• **Goal**: Search the listing below for "Glycine". Copy each matching line.

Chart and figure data
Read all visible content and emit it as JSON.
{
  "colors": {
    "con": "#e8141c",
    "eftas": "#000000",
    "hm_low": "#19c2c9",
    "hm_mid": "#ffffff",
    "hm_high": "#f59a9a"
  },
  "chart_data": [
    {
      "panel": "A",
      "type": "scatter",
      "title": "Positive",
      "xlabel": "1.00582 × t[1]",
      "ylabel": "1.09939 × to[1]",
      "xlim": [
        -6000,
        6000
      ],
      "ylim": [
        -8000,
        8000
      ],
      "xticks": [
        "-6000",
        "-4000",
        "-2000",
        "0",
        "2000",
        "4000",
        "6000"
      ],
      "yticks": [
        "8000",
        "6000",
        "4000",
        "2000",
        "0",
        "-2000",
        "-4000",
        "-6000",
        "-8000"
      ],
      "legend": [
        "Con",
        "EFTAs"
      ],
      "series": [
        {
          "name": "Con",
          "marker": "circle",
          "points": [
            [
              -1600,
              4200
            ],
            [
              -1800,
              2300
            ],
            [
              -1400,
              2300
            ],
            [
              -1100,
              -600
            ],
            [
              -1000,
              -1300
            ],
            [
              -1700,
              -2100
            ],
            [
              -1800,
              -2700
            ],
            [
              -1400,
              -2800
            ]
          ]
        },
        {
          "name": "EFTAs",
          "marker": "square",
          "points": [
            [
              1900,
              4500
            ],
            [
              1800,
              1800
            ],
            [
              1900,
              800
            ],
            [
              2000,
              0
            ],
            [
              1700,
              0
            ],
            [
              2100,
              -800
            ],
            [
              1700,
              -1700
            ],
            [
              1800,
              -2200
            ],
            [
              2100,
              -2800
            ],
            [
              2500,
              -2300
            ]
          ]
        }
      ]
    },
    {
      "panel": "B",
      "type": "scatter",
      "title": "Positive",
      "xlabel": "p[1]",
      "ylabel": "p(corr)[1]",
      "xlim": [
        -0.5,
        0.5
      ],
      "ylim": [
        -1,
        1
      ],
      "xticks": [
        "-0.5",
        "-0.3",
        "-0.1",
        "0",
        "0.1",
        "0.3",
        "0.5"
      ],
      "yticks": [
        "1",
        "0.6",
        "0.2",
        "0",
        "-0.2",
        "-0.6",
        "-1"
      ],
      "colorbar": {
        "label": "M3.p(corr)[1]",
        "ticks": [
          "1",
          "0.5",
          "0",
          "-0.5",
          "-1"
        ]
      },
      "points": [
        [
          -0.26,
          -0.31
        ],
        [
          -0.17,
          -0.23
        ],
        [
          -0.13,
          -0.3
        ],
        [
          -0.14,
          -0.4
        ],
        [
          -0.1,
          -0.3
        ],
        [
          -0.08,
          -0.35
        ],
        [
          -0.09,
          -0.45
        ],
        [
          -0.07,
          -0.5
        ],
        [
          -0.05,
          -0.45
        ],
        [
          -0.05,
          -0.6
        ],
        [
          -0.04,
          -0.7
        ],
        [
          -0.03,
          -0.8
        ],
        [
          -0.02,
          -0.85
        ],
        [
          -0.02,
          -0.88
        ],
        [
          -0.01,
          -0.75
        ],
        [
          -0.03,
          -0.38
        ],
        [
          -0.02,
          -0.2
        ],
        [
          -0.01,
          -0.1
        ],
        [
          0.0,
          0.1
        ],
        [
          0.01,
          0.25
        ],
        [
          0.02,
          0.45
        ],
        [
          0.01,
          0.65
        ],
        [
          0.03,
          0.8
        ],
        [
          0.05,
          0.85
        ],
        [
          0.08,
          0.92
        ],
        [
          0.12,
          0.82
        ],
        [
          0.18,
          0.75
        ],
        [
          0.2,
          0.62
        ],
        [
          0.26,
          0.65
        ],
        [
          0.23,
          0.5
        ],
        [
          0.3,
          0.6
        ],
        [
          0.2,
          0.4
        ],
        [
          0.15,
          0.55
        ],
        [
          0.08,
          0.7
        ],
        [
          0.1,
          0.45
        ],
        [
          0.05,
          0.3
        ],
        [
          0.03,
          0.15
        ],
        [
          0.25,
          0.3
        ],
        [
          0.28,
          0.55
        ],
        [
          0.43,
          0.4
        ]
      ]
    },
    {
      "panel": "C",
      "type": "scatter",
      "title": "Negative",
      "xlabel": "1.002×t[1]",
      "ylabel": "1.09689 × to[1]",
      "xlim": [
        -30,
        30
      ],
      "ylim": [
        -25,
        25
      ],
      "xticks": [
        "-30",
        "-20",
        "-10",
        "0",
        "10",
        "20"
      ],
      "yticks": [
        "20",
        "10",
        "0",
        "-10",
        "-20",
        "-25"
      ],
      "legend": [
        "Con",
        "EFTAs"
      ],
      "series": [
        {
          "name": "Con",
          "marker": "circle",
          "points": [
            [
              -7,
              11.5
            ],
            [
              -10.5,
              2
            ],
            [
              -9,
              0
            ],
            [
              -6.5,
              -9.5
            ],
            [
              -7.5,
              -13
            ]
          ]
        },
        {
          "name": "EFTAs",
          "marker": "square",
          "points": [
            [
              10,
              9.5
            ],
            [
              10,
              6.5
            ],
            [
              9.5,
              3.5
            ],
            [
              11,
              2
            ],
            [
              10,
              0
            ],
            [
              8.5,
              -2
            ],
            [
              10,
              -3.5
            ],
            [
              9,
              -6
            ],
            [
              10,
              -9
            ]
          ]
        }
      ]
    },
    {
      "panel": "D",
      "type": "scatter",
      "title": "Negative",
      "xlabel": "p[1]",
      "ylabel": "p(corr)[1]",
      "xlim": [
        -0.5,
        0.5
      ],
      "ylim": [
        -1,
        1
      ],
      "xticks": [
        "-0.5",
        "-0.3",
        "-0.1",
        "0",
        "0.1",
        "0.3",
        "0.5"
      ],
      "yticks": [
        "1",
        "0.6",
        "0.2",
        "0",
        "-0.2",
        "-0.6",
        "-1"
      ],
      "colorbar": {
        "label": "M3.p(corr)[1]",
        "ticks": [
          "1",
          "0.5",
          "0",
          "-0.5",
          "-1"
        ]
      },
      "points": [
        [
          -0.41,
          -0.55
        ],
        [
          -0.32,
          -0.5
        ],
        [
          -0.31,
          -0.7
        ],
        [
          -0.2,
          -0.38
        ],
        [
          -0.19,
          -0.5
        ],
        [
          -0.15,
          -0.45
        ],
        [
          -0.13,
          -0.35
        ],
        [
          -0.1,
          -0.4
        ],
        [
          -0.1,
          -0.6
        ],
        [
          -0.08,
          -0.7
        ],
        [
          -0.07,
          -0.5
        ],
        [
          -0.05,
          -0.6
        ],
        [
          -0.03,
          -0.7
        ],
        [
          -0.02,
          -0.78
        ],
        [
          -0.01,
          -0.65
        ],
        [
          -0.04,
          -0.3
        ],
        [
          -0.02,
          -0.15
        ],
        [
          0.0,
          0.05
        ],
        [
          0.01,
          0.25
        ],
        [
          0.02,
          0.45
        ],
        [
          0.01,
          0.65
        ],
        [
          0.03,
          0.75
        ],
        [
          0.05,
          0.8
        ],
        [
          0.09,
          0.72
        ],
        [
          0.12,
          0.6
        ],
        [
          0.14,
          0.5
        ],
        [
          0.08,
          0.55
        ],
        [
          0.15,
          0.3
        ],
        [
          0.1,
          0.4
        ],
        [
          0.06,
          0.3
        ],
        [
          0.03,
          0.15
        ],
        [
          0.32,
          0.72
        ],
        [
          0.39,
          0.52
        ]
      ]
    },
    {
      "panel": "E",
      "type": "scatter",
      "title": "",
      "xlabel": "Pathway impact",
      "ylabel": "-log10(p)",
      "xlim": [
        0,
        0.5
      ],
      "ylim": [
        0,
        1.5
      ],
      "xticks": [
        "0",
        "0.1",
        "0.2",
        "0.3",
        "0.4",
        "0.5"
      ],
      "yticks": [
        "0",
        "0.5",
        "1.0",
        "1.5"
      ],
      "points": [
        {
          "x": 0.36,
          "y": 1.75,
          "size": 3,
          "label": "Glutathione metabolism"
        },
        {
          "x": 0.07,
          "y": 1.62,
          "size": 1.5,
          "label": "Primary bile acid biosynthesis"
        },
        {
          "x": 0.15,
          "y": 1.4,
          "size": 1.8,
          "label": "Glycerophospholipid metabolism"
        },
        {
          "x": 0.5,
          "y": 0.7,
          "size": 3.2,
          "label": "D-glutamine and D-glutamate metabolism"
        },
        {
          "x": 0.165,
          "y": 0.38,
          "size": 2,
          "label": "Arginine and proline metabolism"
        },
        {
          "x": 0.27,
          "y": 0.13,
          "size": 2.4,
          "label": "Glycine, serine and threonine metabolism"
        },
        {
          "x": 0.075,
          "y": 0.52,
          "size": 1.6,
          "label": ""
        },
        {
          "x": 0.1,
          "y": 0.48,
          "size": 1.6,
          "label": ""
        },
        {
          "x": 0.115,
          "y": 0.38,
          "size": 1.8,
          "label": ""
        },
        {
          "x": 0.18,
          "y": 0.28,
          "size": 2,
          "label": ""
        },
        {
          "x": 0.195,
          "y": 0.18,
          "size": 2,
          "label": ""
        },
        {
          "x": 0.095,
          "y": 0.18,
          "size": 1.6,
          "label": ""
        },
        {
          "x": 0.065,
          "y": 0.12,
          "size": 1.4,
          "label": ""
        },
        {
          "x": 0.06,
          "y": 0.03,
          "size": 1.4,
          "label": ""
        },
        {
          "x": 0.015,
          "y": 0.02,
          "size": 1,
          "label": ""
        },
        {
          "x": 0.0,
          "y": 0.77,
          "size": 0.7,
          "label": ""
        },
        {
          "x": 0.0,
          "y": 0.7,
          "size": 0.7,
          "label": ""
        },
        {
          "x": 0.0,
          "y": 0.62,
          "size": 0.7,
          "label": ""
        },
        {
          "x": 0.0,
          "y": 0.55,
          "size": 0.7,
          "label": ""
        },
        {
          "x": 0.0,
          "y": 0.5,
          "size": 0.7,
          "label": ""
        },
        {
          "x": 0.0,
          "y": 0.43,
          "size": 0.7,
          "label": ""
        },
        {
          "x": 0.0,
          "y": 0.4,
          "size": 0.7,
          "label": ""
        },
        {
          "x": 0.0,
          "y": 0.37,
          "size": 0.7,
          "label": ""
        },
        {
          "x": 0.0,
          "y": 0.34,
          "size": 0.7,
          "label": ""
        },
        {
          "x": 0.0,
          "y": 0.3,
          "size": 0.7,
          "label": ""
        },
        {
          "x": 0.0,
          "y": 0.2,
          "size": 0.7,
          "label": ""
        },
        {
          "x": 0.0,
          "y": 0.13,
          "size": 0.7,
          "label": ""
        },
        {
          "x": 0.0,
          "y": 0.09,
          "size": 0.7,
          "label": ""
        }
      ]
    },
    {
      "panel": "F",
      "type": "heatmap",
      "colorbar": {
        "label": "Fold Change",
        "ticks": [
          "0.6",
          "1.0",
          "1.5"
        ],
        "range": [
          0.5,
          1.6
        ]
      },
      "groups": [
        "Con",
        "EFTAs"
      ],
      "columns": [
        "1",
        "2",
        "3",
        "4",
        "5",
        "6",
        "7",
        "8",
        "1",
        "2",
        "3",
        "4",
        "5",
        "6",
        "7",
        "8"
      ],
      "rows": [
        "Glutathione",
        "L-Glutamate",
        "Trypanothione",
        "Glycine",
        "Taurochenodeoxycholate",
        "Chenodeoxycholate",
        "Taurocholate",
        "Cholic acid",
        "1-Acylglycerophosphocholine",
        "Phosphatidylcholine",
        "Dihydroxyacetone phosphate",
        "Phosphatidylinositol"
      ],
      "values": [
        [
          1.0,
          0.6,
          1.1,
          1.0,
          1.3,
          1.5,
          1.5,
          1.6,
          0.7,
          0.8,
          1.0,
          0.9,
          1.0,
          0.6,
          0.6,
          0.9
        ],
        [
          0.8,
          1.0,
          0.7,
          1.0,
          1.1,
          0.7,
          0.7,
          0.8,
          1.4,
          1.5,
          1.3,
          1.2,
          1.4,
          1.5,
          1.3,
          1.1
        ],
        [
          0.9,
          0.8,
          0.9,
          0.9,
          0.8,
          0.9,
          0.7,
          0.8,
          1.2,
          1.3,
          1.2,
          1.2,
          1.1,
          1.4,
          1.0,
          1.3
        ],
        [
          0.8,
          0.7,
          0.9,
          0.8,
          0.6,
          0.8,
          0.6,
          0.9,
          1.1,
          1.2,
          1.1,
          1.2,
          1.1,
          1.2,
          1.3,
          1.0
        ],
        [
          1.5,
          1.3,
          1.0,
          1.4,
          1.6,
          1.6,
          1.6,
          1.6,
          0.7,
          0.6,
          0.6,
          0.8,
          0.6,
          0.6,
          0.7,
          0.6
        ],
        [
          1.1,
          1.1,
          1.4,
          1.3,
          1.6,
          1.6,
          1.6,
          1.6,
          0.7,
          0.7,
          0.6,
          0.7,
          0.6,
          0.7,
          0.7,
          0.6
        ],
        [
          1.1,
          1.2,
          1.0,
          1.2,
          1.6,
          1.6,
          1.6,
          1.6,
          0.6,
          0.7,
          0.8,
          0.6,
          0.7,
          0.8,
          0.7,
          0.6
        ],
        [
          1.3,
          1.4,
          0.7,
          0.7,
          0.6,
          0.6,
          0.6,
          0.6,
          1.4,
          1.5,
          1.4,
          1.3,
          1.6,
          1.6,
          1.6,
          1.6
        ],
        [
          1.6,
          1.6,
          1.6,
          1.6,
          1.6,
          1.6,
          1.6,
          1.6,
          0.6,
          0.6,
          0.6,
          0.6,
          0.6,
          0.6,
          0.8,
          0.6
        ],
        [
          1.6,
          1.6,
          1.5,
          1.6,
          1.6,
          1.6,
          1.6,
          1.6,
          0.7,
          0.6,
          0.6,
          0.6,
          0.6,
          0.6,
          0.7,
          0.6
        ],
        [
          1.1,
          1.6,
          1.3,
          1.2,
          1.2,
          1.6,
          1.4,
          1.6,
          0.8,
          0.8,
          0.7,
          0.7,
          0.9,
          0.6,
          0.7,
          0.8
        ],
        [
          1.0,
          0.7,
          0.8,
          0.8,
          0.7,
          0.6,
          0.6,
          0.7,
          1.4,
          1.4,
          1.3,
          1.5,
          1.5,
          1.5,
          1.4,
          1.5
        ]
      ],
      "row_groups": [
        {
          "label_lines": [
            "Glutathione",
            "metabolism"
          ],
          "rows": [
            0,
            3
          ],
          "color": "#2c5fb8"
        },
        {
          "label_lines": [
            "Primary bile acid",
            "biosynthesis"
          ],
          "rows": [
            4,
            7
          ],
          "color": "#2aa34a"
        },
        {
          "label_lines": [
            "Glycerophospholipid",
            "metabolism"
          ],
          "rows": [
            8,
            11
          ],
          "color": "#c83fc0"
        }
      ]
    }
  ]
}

• **Answer to the exercise**:
          "label": "Glycine, serine and threonine metabolism"
        "Glycine",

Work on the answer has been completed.